* INSTRUCTION
Copy out every line of the records where the string "name" occurs.

* THE INPUT
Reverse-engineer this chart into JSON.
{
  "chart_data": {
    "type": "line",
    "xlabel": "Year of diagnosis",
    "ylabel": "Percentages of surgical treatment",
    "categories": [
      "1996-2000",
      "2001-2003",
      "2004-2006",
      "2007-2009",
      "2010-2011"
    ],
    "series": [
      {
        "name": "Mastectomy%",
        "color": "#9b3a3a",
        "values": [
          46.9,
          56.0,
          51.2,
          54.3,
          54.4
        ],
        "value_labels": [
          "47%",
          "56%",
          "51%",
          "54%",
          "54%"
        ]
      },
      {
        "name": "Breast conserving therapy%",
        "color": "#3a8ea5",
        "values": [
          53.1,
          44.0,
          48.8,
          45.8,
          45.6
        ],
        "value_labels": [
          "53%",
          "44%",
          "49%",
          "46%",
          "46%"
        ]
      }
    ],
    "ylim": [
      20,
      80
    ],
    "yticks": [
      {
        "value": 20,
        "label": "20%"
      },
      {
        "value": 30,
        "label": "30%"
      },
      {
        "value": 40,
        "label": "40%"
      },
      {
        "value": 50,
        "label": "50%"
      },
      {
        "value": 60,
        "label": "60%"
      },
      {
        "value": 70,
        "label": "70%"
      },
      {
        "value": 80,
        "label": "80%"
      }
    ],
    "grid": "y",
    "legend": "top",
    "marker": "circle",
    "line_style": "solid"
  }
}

* CORRECT OUTPUT
        "name": "Mastectomy%",
        "name": "Breast conserving therapy%",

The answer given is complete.